[Stored dataset items]
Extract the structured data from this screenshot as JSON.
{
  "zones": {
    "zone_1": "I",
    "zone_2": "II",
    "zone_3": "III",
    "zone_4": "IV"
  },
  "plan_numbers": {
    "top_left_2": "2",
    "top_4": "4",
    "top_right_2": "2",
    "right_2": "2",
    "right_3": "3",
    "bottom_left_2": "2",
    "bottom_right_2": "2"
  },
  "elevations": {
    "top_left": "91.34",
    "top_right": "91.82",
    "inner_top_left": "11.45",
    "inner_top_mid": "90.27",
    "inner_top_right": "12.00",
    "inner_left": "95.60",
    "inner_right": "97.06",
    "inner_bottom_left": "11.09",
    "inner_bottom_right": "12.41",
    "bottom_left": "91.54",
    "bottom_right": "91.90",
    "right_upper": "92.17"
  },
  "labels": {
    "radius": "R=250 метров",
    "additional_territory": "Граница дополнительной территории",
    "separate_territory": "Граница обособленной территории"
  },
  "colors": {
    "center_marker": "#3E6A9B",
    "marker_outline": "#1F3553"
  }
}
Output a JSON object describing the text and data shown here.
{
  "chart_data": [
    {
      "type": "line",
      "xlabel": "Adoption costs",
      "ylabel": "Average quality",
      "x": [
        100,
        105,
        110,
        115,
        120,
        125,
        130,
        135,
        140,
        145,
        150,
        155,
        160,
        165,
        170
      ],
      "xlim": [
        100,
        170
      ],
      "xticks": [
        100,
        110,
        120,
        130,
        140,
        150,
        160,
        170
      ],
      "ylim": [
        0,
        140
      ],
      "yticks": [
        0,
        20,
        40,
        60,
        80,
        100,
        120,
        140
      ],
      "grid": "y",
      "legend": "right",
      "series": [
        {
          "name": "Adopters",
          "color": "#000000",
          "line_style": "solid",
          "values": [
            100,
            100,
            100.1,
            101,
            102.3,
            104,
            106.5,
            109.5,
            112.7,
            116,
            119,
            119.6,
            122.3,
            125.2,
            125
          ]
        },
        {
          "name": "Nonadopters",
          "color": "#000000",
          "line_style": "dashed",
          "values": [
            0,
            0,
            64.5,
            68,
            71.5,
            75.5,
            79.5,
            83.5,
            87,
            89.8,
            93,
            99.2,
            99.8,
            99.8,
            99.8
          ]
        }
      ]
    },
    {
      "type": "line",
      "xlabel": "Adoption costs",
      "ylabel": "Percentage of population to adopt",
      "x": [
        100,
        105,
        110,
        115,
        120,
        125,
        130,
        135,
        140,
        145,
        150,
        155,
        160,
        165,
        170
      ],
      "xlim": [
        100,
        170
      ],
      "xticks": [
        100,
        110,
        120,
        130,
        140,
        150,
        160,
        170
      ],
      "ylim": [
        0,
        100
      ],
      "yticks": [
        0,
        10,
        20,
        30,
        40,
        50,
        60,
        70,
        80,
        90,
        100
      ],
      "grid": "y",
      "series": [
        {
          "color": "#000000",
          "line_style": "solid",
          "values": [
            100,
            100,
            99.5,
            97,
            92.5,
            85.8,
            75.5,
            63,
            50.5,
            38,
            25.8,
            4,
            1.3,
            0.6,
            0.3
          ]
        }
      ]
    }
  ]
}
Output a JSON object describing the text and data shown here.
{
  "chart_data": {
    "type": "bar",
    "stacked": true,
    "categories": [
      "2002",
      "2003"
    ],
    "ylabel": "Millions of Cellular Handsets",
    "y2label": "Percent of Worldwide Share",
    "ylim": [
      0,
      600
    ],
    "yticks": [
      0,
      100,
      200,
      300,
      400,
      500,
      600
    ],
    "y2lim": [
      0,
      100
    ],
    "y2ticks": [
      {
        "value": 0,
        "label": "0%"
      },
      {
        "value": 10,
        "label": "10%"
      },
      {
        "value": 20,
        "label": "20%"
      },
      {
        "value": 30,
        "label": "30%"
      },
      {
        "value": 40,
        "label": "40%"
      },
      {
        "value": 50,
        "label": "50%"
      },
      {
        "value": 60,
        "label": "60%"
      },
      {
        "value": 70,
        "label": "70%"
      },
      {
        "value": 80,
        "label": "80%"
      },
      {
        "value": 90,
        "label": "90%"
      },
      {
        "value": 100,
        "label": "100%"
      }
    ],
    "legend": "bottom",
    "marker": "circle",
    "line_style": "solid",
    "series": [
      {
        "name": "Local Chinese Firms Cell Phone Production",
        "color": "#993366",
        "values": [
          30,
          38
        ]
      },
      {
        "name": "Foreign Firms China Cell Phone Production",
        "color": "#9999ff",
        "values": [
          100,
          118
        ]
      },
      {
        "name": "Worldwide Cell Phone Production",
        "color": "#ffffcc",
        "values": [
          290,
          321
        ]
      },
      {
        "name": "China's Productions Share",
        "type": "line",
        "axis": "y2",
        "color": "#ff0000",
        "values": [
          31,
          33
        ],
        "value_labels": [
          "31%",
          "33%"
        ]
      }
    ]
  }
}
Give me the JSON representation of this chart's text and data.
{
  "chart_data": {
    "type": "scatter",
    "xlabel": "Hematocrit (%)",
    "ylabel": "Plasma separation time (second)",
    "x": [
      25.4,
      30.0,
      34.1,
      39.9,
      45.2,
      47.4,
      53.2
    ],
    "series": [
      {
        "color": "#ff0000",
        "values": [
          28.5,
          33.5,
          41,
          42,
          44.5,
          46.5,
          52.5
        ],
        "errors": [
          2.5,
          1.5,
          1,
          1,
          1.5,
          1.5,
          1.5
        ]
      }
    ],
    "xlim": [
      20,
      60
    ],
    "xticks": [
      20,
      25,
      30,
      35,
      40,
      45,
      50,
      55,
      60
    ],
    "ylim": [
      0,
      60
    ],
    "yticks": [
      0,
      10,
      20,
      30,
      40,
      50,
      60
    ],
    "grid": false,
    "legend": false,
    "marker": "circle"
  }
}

* _REQUIREMENTS_: Transcribe every record above exactly as it appears.

* _ANSWER FOR THIS EXERCISE_:
Extract the structured data from this screenshot as JSON.
{
  "zones": {
    "zone_1": "I",
    "zone_2": "II",
    "zone_3": "III",
    "zone_4": "IV"
  },
  "plan_numbers": {
    "top_left_2": "2",
    "top_4": "4",
    "top_right_2": "2",
    "right_2": "2",
    "right_3": "3",
    "bottom_left_2": "2",
    "bottom_right_2": "2"
  },
  "elevations": {
    "top_left": "91.34",
    "top_right": "91.82",
    "inner_top_left": "11.45",
    "inner_top_mid": "90.27",
    "inner_top_right": "12.00",
    "inner_left": "95.60",
    "inner_right": "97.06",
    "inner_bottom_left": "11.09",
    "inner_bottom_right": "12.41",
    "bottom_left": "91.54",
    "bottom_right": "91.90",
    "right_upper": "92.17"
  },
  "labels": {
    "radius": "R=250 метров",
    "additional_territory": "Граница дополнительной территории",
    "separate_territory": "Граница обособленной территории"
  },
  "colors": {
    "center_marker": "#3E6A9B",
    "marker_outline": "#1F3553"
  }
}
Output a JSON object describing the text and data shown here.
{
  "chart_data": [
    {
      "type": "line",
      "xlabel": "Adoption costs",
      "ylabel": "Average quality",
      "x": [
        100,
        105,
        110,
        115,
        120,
        125,
        130,
        135,
        140,
        145,
        150,
        155,
        160,
        165,
        170
      ],
      "xlim": [
        100,
        170
      ],
      "xticks": [
        100,
        110,
        120,
        130,
        140,
        150,
        160,
        170
      ],
      "ylim": [
        0,
        140
      ],
      "yticks": [
        0,
        20,
        40,
        60,
        80,
        100,
        120,
        140
      ],
      "grid": "y",
      "legend": "right",
      "series": [
        {
          "name": "Adopters",
          "color": "#000000",
          "line_style": "solid",
          "values": [
            100,
            100,
            100.1,
            101,
            102.3,
            104,
            106.5,
            109.5,
            112.7,
            116,
            119,
            119.6,
            122.3,
            125.2,
            125
          ]
        },
        {
          "name": "Nonadopters",
          "color": "#000000",
          "line_style": "dashed",
          "values": [
            0,
            0,
            64.5,
            68,
            71.5,
            75.5,
            79.5,
            83.5,
            87,
            89.8,
            93,
            99.2,
            99.8,
            99.8,
            99.8
          ]
        }
      ]
    },
    {
      "type": "line",
      "xlabel": "Adoption costs",
      "ylabel": "Percentage of population to adopt",
      "x": [
        100,
        105,
        110,
        115,
        120,
        125,
        130,
        135,
        140,
        145,
        150,
        155,
        160,
        165,
        170
      ],
      "xlim": [
        100,
        170
      ],
      "xticks": [
        100,
        110,
        120,
        130,
        140,
        150,
        160,
        170
      ],
      "ylim": [
        0,
        100
      ],
      "yticks": [
        0,
        10,
        20,
        30,
        40,
        50,
        60,
        70,
        80,
        90,
        100
      ],
      "grid": "y",
      "series": [
        {
          "color": "#000000",
          "line_style": "solid",
          "values": [
            100,
            100,
            99.5,
            97,
            92.5,
            85.8,
            75.5,
            63,
            50.5,
            38,
            25.8,
            4,
            1.3,
            0.6,
            0.3
          ]
        }
      ]
    }
  ]
}
Output a JSON object describing the text and data shown here.
{
  "chart_data": {
    "type": "bar",
    "stacked": true,
    "categories": [
      "2002",
      "2003"
    ],
    "ylabel": "Millions of Cellular Handsets",
    "y2label": "Percent of Worldwide Share",
    "ylim": [
      0,
      600
    ],
    "yticks": [
      0,
      100,
      200,
      300,
      400,
      500,
      600
    ],
    "y2lim": [
      0,
      100
    ],
    "y2ticks": [
      {
        "value": 0,
        "label": "0%"
      },
      {
        "value": 10,
        "label": "10%"
      },
      {
        "value": 20,
        "label": "20%"
      },
      {
        "value": 30,
        "label": "30%"
      },
      {
        "value": 40,
        "label": "40%"
      },
      {
        "value": 50,
        "label": "50%"
      },
      {
        "value": 60,
        "label": "60%"
      },
      {
        "value": 70,
        "label": "70%"
      },
      {
        "value": 80,
        "label": "80%"
      },
      {
        "value": 90,
        "label": "90%"
      },
      {
        "value": 100,
        "label": "100%"
      }
    ],
    "legend": "bottom",
    "marker": "circle",
    "line_style": "solid",
    "series": [
      {
        "name": "Local Chinese Firms Cell Phone Production",
        "color": "#993366",
        "values": [
          30,
          38
        ]
      },
      {
        "name": "Foreign Firms China Cell Phone Production",
        "color": "#9999ff",
        "values": [
          100,
          118
        ]
      },
      {
        "name": "Worldwide Cell Phone Production",
        "color": "#ffffcc",
        "values": [
          290,
          321
        ]
      },
      {
        "name": "China's Productions Share",
        "type": "line",
        "axis": "y2",
        "color": "#ff0000",
        "values": [
          31,
          33
        ],
        "value_labels": [
          "31%",
          "33%"
        ]
      }
    ]
  }
}
Give me the JSON representation of this chart's text and data.
{
  "chart_data": {
    "type": "scatter",
    "xlabel": "Hematocrit (%)",
    "ylabel": "Plasma separation time (second)",
    "x": [
      25.4,
      30.0,
      34.1,
      39.9,
      45.2,
      47.4,
      53.2
    ],
    "series": [
      {
        "color": "#ff0000",
        "values": [
          28.5,
          33.5,
          41,
          42,
          44.5,
          46.5,
          52.5
        ],
        "errors": [
          2.5,
          1.5,
          1,
          1,
          1.5,
          1.5,
          1.5
        ]
      }
    ],
    "xlim": [
      20,
      60
    ],
    "xticks": [
      20,
      25,
      30,
      35,
      40,
      45,
      50,
      55,
      60
    ],
    "ylim": [
      0,
      60
    ],
    "yticks": [
      0,
      10,
      20,
      30,
      40,
      50,
      60
    ],
    "grid": false,
    "legend": false,
    "marker": "circle"
  }
}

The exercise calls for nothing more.